▸ **Énoncé écrit 1**: Imprimez le passage du texte sur les noms de rues de Tunis qui va de "Tunis est peut-être" jusqu'à "nationale pour l’Indépendance.".
▸ **Énoncé écrit 2**: Condensez sous forme de liste le paragraphe du texte sur les noms de rues de Tunis qui commence par « Cela commence par le recouvrement symbolique », en conservant ses faits principaux.

▸ **Texte source**:
━━━━━━━━━━━━━━━━

Les noms de rues de Tunis : Un parcours hautement signifiant.

Les noms de rues de Tunis : Un parcours hautement signifiant.

 

Tunis est peut-être la seule ville au monde  dont l’espace topographique porte , au niveau de l’appellation de ses rues, ses avenues et boulevards l’empreinte directe  d’un discours symbolique  auquel renvoient ces appellations. Ce discours ne se contente pas, en effet, de consacrer, dans la mémoire  et l’inconscient collectifs, des noms de personnes ou bien des dates événements historiques, mais utilise le corps même de l’espace de la ville en tant que parcours, pour faire du tout un ensemble signifiant et témoignant d’une démarche politique qui a permis selon l’optique  propre à Bourguiba,  de couronner de succès la lutte nationale pour l’Indépendance.

Cela commence par le recouvrement symbolique de la souveraineté nationale par le changement d’appellation de la Rue de l’Eglise en Rue de la Mosquée de la Zitouna, et qui est  l’une des deux grandes artères qui traversent la Médina d’Ouest en Est, liant la place de la Kasbah à Bab Bhar. La colonisation qui s’était permis la transformation de la Grande Mosquée Kitchaoua d’Alger en Cathédrale, s’était contenté, en Tunisie (protectorat et non pas colonie annexée) d’ériger un monument en face de la Médina représentant le Cardinal Lavigerie menaçant de sa croix la vieille cité musulmane et de  restaurer et agrandir l’Eglise Sainte Croix, dont la première fondation remonte au XVIIème Siècle , située à l’intérieur  même de la Médina, à quelques centaines de mètres de la Grande Cathédrale Saint Vincent de Paul, située dans la ville dite européenne, en face de la Résidence Générale. Toujours dans cette même logique du recouvrement de l’identité, une place a été aménagée  autour de la Porte de France ( Bab El Bahr ) et baptisée Place de la Victoire. Le passage de l’espace urbain spécifique à la Médina, à celui « moderne de la nouvelle ville de Tunis, s’effectuera, désormais sous le signe de la victoire sur les nouveaux croisés du Cardinal Lavigerie.

━━━━━━━━━━━━━━━━

[Entrées de données collectées]
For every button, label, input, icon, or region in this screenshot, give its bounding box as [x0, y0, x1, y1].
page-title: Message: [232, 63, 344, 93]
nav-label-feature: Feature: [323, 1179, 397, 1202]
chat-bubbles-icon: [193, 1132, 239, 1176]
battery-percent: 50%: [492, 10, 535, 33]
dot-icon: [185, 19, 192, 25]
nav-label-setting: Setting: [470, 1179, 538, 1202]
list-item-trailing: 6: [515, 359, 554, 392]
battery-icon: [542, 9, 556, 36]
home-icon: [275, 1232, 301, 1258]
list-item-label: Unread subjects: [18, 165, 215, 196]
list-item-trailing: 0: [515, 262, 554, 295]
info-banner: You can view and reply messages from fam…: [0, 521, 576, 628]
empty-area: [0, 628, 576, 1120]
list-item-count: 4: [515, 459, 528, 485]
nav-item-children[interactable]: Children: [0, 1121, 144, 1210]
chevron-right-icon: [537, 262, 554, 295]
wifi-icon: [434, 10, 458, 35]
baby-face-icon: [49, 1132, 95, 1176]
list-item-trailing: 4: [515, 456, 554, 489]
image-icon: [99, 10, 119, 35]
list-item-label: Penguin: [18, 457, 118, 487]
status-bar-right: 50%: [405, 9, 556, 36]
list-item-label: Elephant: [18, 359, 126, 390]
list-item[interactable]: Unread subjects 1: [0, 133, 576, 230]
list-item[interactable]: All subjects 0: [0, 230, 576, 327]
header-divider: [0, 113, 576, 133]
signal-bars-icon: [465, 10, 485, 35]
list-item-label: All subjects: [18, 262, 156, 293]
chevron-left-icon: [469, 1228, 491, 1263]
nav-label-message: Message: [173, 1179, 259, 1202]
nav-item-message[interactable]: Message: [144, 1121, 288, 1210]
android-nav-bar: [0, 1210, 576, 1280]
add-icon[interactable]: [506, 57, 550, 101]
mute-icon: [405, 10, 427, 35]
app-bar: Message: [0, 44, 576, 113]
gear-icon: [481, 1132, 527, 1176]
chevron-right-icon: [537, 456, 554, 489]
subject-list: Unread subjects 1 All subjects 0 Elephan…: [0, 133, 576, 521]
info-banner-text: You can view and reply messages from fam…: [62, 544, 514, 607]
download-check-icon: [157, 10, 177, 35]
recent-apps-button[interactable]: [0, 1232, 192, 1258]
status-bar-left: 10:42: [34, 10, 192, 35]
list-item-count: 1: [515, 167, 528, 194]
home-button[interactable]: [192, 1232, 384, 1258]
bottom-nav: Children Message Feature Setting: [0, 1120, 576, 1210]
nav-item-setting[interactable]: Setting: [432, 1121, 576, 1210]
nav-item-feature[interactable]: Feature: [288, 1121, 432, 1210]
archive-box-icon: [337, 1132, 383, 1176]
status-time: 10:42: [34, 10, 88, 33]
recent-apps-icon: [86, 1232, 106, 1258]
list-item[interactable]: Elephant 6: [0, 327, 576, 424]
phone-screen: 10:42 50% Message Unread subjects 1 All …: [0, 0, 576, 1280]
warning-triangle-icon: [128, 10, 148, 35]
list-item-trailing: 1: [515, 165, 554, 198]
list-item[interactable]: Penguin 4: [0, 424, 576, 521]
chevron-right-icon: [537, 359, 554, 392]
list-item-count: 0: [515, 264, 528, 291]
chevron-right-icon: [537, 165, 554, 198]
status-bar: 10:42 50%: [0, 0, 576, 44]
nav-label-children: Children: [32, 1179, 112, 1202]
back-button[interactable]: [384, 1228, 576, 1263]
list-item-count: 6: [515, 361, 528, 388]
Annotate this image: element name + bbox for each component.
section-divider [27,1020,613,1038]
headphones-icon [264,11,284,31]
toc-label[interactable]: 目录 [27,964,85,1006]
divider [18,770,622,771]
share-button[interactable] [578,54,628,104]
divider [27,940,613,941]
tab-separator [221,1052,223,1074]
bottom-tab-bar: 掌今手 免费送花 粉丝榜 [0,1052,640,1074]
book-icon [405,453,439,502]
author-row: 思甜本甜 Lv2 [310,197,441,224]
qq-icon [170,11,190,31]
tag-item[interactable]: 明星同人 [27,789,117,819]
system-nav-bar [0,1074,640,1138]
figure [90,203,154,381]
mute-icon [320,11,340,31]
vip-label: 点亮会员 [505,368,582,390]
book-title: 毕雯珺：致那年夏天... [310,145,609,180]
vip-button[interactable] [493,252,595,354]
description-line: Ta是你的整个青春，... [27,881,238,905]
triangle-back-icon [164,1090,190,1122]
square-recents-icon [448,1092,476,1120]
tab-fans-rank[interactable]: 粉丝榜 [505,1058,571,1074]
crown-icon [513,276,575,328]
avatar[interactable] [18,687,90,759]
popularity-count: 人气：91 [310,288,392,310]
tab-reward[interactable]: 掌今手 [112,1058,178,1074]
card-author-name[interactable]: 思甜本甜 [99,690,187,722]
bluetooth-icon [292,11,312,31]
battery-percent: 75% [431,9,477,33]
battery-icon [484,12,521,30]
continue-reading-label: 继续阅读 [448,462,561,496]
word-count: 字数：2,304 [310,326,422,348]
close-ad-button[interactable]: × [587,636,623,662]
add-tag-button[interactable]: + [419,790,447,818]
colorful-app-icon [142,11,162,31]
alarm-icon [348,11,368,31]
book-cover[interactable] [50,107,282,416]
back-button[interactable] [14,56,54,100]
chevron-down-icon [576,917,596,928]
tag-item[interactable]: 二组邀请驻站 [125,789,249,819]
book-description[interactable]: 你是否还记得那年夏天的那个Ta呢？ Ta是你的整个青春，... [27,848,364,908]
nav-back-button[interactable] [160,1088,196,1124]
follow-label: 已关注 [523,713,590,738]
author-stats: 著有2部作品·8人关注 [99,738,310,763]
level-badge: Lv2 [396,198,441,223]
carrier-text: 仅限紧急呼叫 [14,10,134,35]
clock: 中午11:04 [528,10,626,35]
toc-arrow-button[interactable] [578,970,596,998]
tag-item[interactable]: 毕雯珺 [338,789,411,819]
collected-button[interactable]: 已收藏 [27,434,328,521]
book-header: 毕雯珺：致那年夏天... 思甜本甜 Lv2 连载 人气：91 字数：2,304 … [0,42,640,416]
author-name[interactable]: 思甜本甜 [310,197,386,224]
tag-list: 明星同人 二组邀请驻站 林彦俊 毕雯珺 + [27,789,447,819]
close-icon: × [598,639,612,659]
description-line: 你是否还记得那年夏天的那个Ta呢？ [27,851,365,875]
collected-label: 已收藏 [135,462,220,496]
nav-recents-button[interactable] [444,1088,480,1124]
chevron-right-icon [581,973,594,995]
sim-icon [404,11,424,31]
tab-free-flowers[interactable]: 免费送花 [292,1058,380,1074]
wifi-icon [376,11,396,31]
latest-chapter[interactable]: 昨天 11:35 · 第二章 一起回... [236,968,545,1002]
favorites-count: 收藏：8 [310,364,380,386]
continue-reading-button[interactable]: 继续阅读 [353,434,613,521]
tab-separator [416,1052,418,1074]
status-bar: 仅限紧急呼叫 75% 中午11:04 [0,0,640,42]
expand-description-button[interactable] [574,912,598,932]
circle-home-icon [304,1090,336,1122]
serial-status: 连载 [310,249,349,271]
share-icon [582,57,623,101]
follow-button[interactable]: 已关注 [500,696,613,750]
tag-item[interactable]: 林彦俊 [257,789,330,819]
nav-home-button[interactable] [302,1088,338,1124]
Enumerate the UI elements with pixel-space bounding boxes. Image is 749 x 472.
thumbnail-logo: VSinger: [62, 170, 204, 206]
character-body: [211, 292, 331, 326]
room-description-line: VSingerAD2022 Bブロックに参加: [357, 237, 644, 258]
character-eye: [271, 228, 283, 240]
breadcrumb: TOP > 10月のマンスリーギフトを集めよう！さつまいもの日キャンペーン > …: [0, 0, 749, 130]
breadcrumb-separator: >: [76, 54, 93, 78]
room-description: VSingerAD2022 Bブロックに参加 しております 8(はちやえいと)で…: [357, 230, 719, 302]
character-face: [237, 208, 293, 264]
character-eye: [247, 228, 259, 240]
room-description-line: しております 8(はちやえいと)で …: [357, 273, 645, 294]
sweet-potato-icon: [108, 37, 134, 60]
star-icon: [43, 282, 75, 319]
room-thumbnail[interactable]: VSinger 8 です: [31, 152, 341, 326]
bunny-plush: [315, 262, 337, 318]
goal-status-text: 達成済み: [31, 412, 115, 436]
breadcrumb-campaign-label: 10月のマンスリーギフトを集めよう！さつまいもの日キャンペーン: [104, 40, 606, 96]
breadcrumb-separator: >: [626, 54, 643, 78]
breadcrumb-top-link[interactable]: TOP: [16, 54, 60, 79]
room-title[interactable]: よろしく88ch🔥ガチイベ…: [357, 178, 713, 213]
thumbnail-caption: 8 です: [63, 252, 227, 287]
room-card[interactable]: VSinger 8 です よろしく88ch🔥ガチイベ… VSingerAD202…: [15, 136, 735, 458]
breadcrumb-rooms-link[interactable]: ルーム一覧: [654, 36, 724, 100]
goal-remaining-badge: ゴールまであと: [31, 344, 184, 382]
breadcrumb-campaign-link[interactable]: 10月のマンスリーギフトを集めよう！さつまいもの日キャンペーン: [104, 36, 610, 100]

━━━━━━━━━━━━━━━━

▸ **Réponse attendue 1**:
Tunis est peut-être la seule ville au monde  dont l’espace topographique porte , au niveau de l’appellation de ses rues, ses avenues et boulevards l’empreinte directe  d’un discours symbolique  auquel renvoient ces appellations. Ce discours ne se contente pas, en effet, de consacrer, dans la mémoire  et l’inconscient collectifs, des noms de personnes ou bien des dates événements historiques, mais utilise le corps même de l’espace de la ville en tant que parcours, pour faire du tout un ensemble signifiant et témoignant d’une démarche politique qui a permis selon l’optique  propre à Bourguiba,  de couronner de succès la lutte nationale pour l’Indépendance.

▸ **Réponse attendue 2**:
- La Rue de l'Eglise est rebaptisée Rue de la Mosquée de la Zitouna. C'est un recouvrement symbolique de la souveraineté nationale. Cette rue est l'une des deux grandes artères qui traversent la Médina d'ouest en est, de la place de la Kasbah à Bab Bhar.
- À Alger, la colonisation avait transformé la Grande Mosquée Kitchaoua en cathédrale.
- En Tunisie, qui était un protectorat, elle s'était contentée de deux mesures :
  - ériger face à la Médina un monument du Cardinal Lavigerie menaçant de sa croix la cité musulmane ;
  - restaurer et agrandir l'Eglise Sainte Croix, fondée au XVIIe siècle, à l'intérieur de la Médina. Cette église se trouve à quelques centaines de mètres de la Cathédrale Saint Vincent de Paul, située dans la ville dite européenne, face à la Résidence Générale.
- Dans la même logique, une place est aménagée autour de la Porte de France (Bab El Bahr) et baptisée Place de la Victoire.
- Le passage de la Médina à la ville moderne se fait désormais sous le signe de la victoire sur les nouveaux croisés du Cardinal Lavigerie.